WHAT TO WORK ON »
Copy the lines below verbatim, but only from the line containing "Convert this screenshot" through the end of the data.

STORED RECORDS »
_ _ _

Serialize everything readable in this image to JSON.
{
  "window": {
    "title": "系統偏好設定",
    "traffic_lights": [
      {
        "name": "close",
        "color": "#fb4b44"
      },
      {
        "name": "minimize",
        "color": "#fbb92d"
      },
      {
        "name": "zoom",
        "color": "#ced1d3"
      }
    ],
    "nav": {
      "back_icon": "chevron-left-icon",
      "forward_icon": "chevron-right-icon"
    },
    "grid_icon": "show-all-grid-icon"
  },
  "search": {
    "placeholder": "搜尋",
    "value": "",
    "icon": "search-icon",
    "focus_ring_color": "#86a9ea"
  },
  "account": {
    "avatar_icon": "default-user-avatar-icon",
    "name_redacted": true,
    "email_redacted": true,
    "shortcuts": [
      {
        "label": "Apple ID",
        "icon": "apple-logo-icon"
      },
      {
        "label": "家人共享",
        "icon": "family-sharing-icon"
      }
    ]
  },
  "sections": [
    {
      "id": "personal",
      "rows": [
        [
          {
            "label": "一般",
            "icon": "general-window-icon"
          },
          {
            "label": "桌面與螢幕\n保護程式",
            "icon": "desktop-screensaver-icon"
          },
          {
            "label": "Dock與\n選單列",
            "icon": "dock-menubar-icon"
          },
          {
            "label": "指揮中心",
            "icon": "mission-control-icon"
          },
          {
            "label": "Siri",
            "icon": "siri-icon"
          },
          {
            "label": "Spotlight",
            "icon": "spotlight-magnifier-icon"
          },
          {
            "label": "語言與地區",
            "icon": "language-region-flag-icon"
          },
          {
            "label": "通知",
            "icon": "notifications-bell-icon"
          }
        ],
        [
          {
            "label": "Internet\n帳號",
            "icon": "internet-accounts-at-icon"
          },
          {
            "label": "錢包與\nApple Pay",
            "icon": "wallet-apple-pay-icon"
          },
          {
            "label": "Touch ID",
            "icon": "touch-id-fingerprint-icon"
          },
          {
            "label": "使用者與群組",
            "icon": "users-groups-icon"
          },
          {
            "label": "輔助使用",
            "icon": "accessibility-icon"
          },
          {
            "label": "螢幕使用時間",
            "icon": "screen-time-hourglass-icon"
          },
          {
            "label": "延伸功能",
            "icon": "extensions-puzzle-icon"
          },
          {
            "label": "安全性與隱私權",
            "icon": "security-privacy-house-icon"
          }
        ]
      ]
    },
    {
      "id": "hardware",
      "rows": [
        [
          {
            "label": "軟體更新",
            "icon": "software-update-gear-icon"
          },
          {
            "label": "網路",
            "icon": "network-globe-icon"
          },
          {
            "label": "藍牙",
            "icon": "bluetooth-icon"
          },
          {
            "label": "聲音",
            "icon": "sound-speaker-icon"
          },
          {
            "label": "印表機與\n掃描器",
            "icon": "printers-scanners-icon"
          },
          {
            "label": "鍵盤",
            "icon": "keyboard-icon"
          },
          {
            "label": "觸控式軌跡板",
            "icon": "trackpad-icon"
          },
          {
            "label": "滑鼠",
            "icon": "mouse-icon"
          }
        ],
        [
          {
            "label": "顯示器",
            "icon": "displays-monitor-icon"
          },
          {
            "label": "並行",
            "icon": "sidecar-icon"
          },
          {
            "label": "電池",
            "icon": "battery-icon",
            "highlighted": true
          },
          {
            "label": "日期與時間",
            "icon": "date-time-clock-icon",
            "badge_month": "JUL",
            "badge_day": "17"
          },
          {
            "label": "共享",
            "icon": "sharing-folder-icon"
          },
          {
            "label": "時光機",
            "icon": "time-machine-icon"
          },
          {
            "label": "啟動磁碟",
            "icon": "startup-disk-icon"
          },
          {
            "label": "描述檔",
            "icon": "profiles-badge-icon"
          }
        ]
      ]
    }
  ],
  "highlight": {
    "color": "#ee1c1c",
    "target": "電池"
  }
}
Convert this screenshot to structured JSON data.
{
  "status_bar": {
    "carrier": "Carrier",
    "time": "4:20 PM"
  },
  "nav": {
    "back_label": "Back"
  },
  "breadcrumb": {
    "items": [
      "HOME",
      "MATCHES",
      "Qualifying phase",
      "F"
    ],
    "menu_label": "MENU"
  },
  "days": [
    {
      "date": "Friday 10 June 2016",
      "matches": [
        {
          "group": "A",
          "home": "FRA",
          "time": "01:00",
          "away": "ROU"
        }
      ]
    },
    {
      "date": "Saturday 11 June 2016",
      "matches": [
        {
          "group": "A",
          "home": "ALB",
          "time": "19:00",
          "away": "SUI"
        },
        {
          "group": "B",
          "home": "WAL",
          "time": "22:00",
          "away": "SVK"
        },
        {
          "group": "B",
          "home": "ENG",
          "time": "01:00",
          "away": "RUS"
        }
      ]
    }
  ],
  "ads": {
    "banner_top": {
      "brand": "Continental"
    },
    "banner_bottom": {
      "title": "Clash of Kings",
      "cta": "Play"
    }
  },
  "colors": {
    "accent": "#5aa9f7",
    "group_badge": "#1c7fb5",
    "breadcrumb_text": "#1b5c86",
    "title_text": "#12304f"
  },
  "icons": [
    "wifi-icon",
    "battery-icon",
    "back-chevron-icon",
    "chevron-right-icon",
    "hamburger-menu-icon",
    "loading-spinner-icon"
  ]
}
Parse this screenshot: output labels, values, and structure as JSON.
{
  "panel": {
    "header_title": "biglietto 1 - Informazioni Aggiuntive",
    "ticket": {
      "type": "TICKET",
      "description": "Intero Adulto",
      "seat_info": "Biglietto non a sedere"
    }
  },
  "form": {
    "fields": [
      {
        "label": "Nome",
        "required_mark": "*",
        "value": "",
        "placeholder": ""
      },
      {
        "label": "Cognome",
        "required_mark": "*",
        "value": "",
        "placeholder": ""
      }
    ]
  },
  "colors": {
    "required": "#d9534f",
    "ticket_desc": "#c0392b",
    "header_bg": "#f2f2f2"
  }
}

_ _ _

SOLUTION BELOW »
Convert this screenshot to structured JSON data.
{
  "status_bar": {
    "carrier": "Carrier",
    "time": "4:20 PM"
  },
  "nav": {
    "back_label": "Back"
  },
  "breadcrumb": {
    "items": [
      "HOME",
      "MATCHES",
      "Qualifying phase",
      "F"
    ],
    "menu_label": "MENU"
  },
  "days": [
    {
      "date": "Friday 10 June 2016",
      "matches": [
        {
          "group": "A",
          "home": "FRA",
          "time": "01:00",
          "away": "ROU"
        }
      ]
    },
    {
      "date": "Saturday 11 June 2016",
      "matches": [
        {
          "group": "A",
          "home": "ALB",
          "time": "19:00",
          "away": "SUI"
        },
        {
          "group": "B",
          "home": "WAL",
          "time": "22:00",
          "away": "SVK"
        },
        {
          "group": "B",
          "home": "ENG",
          "time": "01:00",
          "away": "RUS"
        }
      ]
    }
  ],
  "ads": {
    "banner_top": {
      "brand": "Continental"
    },
    "banner_bottom": {
      "title": "Clash of Kings",
      "cta": "Play"
    }
  },
  "colors": {
    "accent": "#5aa9f7",
    "group_badge": "#1c7fb5",
    "breadcrumb_text": "#1b5c86",
    "title_text": "#12304f"
  },
  "icons": [
    "wifi-icon",
    "battery-icon",
    "back-chevron-icon",
    "chevron-right-icon",
    "hamburger-menu-icon",
    "loading-spinner-icon"
  ]
}
Parse this screenshot: output labels, values, and structure as JSON.
{
  "panel": {
    "header_title": "biglietto 1 - Informazioni Aggiuntive",
    "ticket": {
      "type": "TICKET",
      "description": "Intero Adulto",
      "seat_info": "Biglietto non a sedere"
    }
  },
  "form": {
    "fields": [
      {
        "label": "Nome",
        "required_mark": "*",
        "value": "",
        "placeholder": ""
      },
      {
        "label": "Cognome",
        "required_mark": "*",
        "value": "",
        "placeholder": ""
      }
    ]
  },
  "colors": {
    "required": "#d9534f",
    "ticket_desc": "#c0392b",
    "header_bg": "#f2f2f2"
  }
}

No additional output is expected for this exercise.